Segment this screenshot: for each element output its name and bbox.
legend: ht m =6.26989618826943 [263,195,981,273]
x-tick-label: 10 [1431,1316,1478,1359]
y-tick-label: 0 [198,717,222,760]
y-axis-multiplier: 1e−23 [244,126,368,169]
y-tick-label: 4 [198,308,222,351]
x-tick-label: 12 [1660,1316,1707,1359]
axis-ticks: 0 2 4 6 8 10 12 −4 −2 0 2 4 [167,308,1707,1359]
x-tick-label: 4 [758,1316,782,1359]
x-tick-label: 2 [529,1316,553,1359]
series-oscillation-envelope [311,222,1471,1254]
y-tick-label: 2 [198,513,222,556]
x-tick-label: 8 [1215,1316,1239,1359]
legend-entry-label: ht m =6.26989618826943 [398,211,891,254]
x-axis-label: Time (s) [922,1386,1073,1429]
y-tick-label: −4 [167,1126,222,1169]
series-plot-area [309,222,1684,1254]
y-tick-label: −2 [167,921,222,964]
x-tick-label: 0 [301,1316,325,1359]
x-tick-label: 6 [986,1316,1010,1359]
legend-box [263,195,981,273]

● ● ● ● ●

• _GIVEN REQUEST_
Pull out every line above that contains the string "legend".

• _EXERCISE RESULT_
legend: ht m =6.26989618826943 [263,195,981,273]
legend-entry-label: ht m =6.26989618826943 [398,211,891,254]
legend-box [263,195,981,273]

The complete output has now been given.